§ WHAT IS EXPECTED: Keep the pictures out of the copy and print all the entries below exactly.

——————————

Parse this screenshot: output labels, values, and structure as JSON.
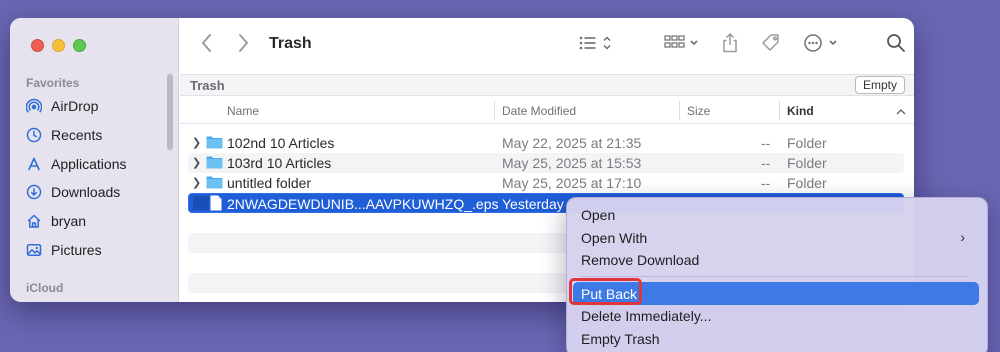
{
  "window": {
    "title": "Trash"
  },
  "sidebar": {
    "favorites_label": "Favorites",
    "icloud_label": "iCloud",
    "items": [
      {
        "label": "AirDrop",
        "icon": "airdrop-icon"
      },
      {
        "label": "Recents",
        "icon": "clock-icon"
      },
      {
        "label": "Applications",
        "icon": "applications-icon"
      },
      {
        "label": "Downloads",
        "icon": "download-icon"
      },
      {
        "label": "bryan",
        "icon": "home-icon"
      },
      {
        "label": "Pictures",
        "icon": "photo-icon"
      }
    ]
  },
  "path_bar": {
    "label": "Trash",
    "empty_button": "Empty"
  },
  "columns": {
    "name": "Name",
    "date": "Date Modified",
    "size": "Size",
    "kind": "Kind"
  },
  "files": [
    {
      "name": "102nd 10 Articles",
      "date": "May 22, 2025 at 21:35",
      "size": "--",
      "kind": "Folder"
    },
    {
      "name": "103rd 10 Articles",
      "date": "May 25, 2025 at 15:53",
      "size": "--",
      "kind": "Folder"
    },
    {
      "name": "untitled folder",
      "date": "May 25, 2025 at 17:10",
      "size": "--",
      "kind": "Folder"
    },
    {
      "name": "2NWAGDEWDUNIB...AAVPKUWHZQ_.eps",
      "date": "Yesterday",
      "size": "",
      "kind": ""
    }
  ],
  "context_menu": {
    "items": [
      "Open",
      "Open With",
      "Remove Download",
      "Put Back",
      "Delete Immediately...",
      "Empty Trash"
    ],
    "submenu_arrow": "›",
    "highlighted": "Put Back"
  },
  "colors": {
    "selection": "#1f5ed6",
    "menu_highlight": "#3d7ae6",
    "annotation": "#e0353a",
    "folder": "#4aa9e8"
  }
}
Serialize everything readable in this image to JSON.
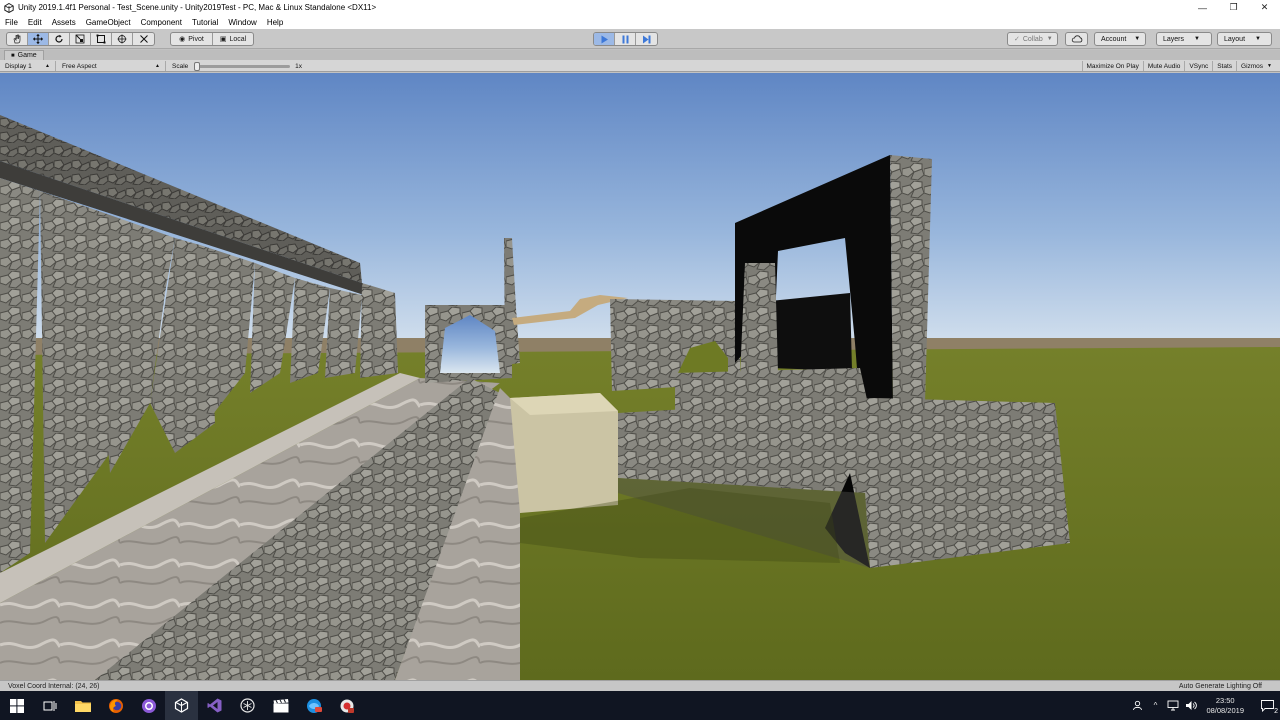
{
  "window": {
    "title": "Unity 2019.1.4f1 Personal - Test_Scene.unity - Unity2019Test - PC, Mac & Linux Standalone <DX11>"
  },
  "menu": [
    "File",
    "Edit",
    "Assets",
    "GameObject",
    "Component",
    "Tutorial",
    "Window",
    "Help"
  ],
  "toolbar": {
    "pivot_label": "Pivot",
    "local_label": "Local",
    "collab_label": "Collab",
    "account_label": "Account",
    "layers_label": "Layers",
    "layout_label": "Layout"
  },
  "game_tab": {
    "label": "Game",
    "display": "Display 1",
    "aspect": "Free Aspect",
    "scale_label": "Scale",
    "scale_value": "1x",
    "options": [
      "Maximize On Play",
      "Mute Audio",
      "VSync",
      "Stats",
      "Gizmos"
    ]
  },
  "status": {
    "left": "Voxel Coord Internal: (24, 26)",
    "right": "Auto Generate Lighting Off"
  },
  "taskbar": {
    "time": "23:50",
    "date": "08/08/2019",
    "notification_count": "2"
  },
  "colors": {
    "sky_top": "#5f86c4",
    "sky_horizon": "#dbe6f0",
    "grass": "#6e7a22",
    "stone": "#8a8a84",
    "play_accent": "#3d78d8"
  }
}
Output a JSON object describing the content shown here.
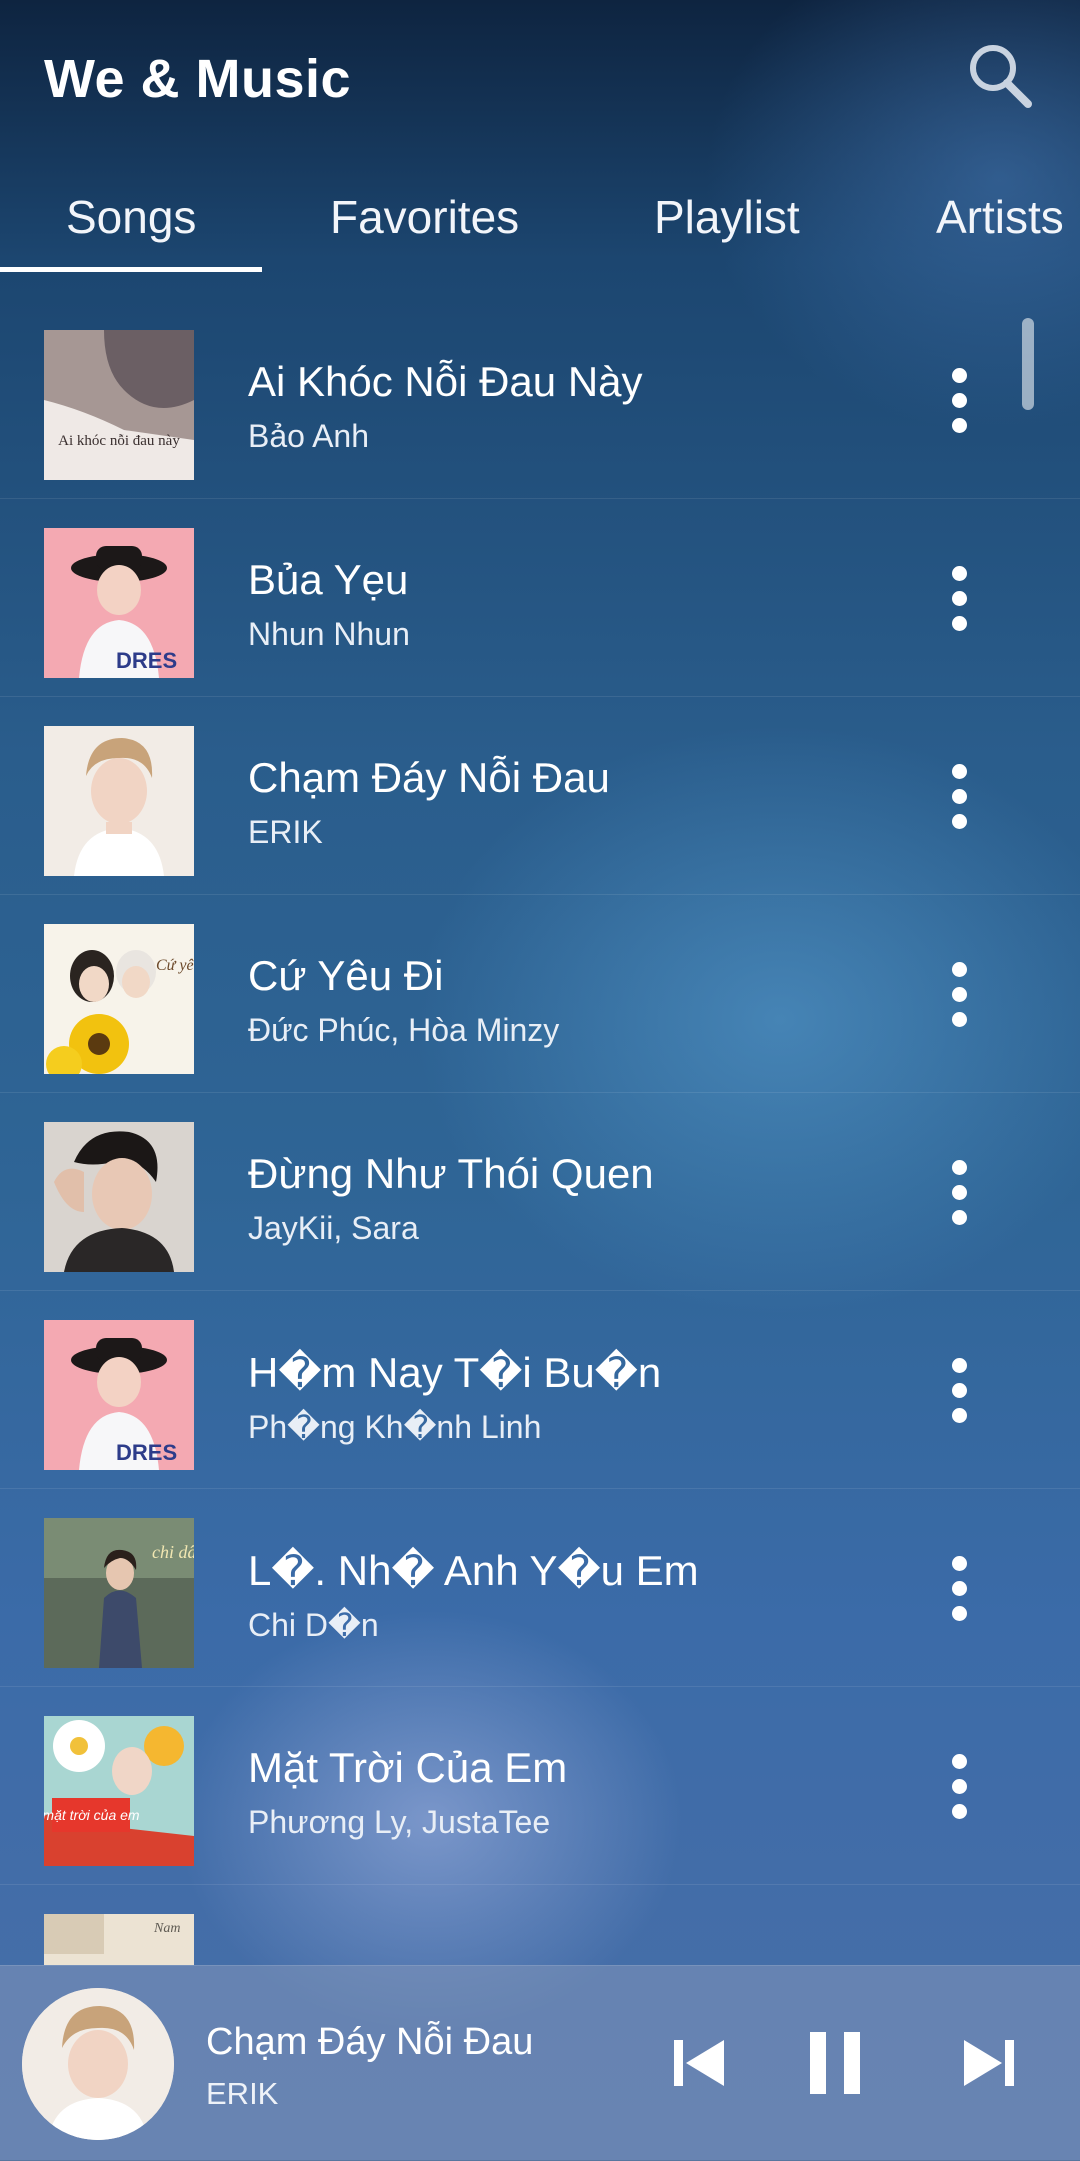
{
  "app": {
    "title": "We & Music"
  },
  "header": {
    "search_icon": "search-icon"
  },
  "tabs": [
    {
      "label": "Songs",
      "active": true
    },
    {
      "label": "Favorites",
      "active": false
    },
    {
      "label": "Playlist",
      "active": false
    },
    {
      "label": "Artists",
      "active": false
    }
  ],
  "songs": [
    {
      "title": "Ai Khóc Nỗi Đau Này",
      "artist": "Bảo Anh",
      "cover_text": "Ai khóc nỗi đau này"
    },
    {
      "title": "Bủa Yẹu",
      "artist": "Nhun Nhun",
      "cover_text": ""
    },
    {
      "title": "Chạm Đáy Nỗi Đau",
      "artist": "ERIK",
      "cover_text": ""
    },
    {
      "title": "Cứ Yêu Đi",
      "artist": "Đức Phúc, Hòa Minzy",
      "cover_text": "Cứ yêu đi"
    },
    {
      "title": "Đừng Như Thói Quen",
      "artist": "JayKii, Sara",
      "cover_text": ""
    },
    {
      "title": "H�m Nay T�i Bu�n",
      "artist": "Ph�ng Kh�nh Linh",
      "cover_text": ""
    },
    {
      "title": "L�. Nh� Anh Y�u Em",
      "artist": "Chi D�n",
      "cover_text": "chi dân"
    },
    {
      "title": "Mặt Trời Của Em",
      "artist": "Phương Ly, JustaTee",
      "cover_text": "mặt trời của em"
    },
    {
      "title": "",
      "artist": "",
      "cover_text": "Nam"
    }
  ],
  "player": {
    "title": "Chạm Đáy Nỗi Đau",
    "artist": "ERIK",
    "state": "playing",
    "controls": {
      "previous": "skip-previous-icon",
      "pause": "pause-icon",
      "next": "skip-next-icon"
    }
  },
  "colors": {
    "background_top": "#0e2440",
    "background_mid": "#2f6596",
    "text": "#ffffff"
  }
}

——————————

§ ANSWER TO THIS PROBLEM:
Parse this screenshot: output labels, values, and structure as JSON.
{
  "window": {
    "title": "Trash"
  },
  "sidebar": {
    "favorites_label": "Favorites",
    "icloud_label": "iCloud",
    "items": [
      {
        "label": "AirDrop",
        "icon": "airdrop-icon"
      },
      {
        "label": "Recents",
        "icon": "clock-icon"
      },
      {
        "label": "Applications",
        "icon": "applications-icon"
      },
      {
        "label": "Downloads",
        "icon": "download-icon"
      },
      {
        "label": "bryan",
        "icon": "home-icon"
      },
      {
        "label": "Pictures",
        "icon": "photo-icon"
      }
    ]
  },
  "path_bar": {
    "label": "Trash",
    "empty_button": "Empty"
  },
  "columns": {
    "name": "Name",
    "date": "Date Modified",
    "size": "Size",
    "kind": "Kind"
  },
  "files": [
    {
      "name": "102nd 10 Articles",
      "date": "May 22, 2025 at 21:35",
      "size": "--",
      "kind": "Folder"
    },
    {
      "name": "103rd 10 Articles",
      "date": "May 25, 2025 at 15:53",
      "size": "--",
      "kind": "Folder"
    },
    {
      "name": "untitled folder",
      "date": "May 25, 2025 at 17:10",
      "size": "--",
      "kind": "Folder"
    },
    {
      "name": "2NWAGDEWDUNIB...AAVPKUWHZQ_.eps",
      "date": "Yesterday",
      "size": "",
      "kind": ""
    }
  ],
  "context_menu": {
    "items": [
      "Open",
      "Open With",
      "Remove Download",
      "Put Back",
      "Delete Immediately...",
      "Empty Trash"
    ],
    "submenu_arrow": "›",
    "highlighted": "Put Back"
  },
  "colors": {
    "selection": "#1f5ed6",
    "menu_highlight": "#3d7ae6",
    "annotation": "#e0353a",
    "folder": "#4aa9e8"
  }
}
Serialize everything readable in this image to JSON.
{
  "window": {
    "title": "Unity 2019.1.4f1 Personal - Test_Scene.unity - Unity2019Test - PC, Mac & Linux Standalone <DX11>"
  },
  "menu": [
    "File",
    "Edit",
    "Assets",
    "GameObject",
    "Component",
    "Tutorial",
    "Window",
    "Help"
  ],
  "toolbar": {
    "pivot_label": "Pivot",
    "local_label": "Local",
    "collab_label": "Collab",
    "account_label": "Account",
    "layers_label": "Layers",
    "layout_label": "Layout"
  },
  "game_tab": {
    "label": "Game",
    "display": "Display 1",
    "aspect": "Free Aspect",
    "scale_label": "Scale",
    "scale_value": "1x",
    "options": [
      "Maximize On Play",
      "Mute Audio",
      "VSync",
      "Stats",
      "Gizmos"
    ]
  },
  "status": {
    "left": "Voxel Coord Internal: (24, 26)",
    "right": "Auto Generate Lighting Off"
  },
  "taskbar": {
    "time": "23:50",
    "date": "08/08/2019",
    "notification_count": "2"
  },
  "colors": {
    "sky_top": "#5f86c4",
    "sky_horizon": "#dbe6f0",
    "grass": "#6e7a22",
    "stone": "#8a8a84",
    "play_accent": "#3d78d8"
  }
}
Output a JSON object describing the content shown here.
{
  "app": {
    "title": "We & Music"
  },
  "header": {
    "search_icon": "search-icon"
  },
  "tabs": [
    {
      "label": "Songs",
      "active": true
    },
    {
      "label": "Favorites",
      "active": false
    },
    {
      "label": "Playlist",
      "active": false
    },
    {
      "label": "Artists",
      "active": false
    }
  ],
  "songs": [
    {
      "title": "Ai Khóc Nỗi Đau Này",
      "artist": "Bảo Anh",
      "cover_text": "Ai khóc nỗi đau này"
    },
    {
      "title": "Bủa Yẹu",
      "artist": "Nhun Nhun",
      "cover_text": ""
    },
    {
      "title": "Chạm Đáy Nỗi Đau",
      "artist": "ERIK",
      "cover_text": ""
    },
    {
      "title": "Cứ Yêu Đi",
      "artist": "Đức Phúc, Hòa Minzy",
      "cover_text": "Cứ yêu đi"
    },
    {
      "title": "Đừng Như Thói Quen",
      "artist": "JayKii, Sara",
      "cover_text": ""
    },
    {
      "title": "H�m Nay T�i Bu�n",
      "artist": "Ph�ng Kh�nh Linh",
      "cover_text": ""
    },
    {
      "title": "L�. Nh� Anh Y�u Em",
      "artist": "Chi D�n",
      "cover_text": "chi dân"
    },
    {
      "title": "Mặt Trời Của Em",
      "artist": "Phương Ly, JustaTee",
      "cover_text": "mặt trời của em"
    },
    {
      "title": "",
      "artist": "",
      "cover_text": "Nam"
    }
  ],
  "player": {
    "title": "Chạm Đáy Nỗi Đau",
    "artist": "ERIK",
    "state": "playing",
    "controls": {
      "previous": "skip-previous-icon",
      "pause": "pause-icon",
      "next": "skip-next-icon"
    }
  },
  "colors": {
    "background_top": "#0e2440",
    "background_mid": "#2f6596",
    "text": "#ffffff"
  }
}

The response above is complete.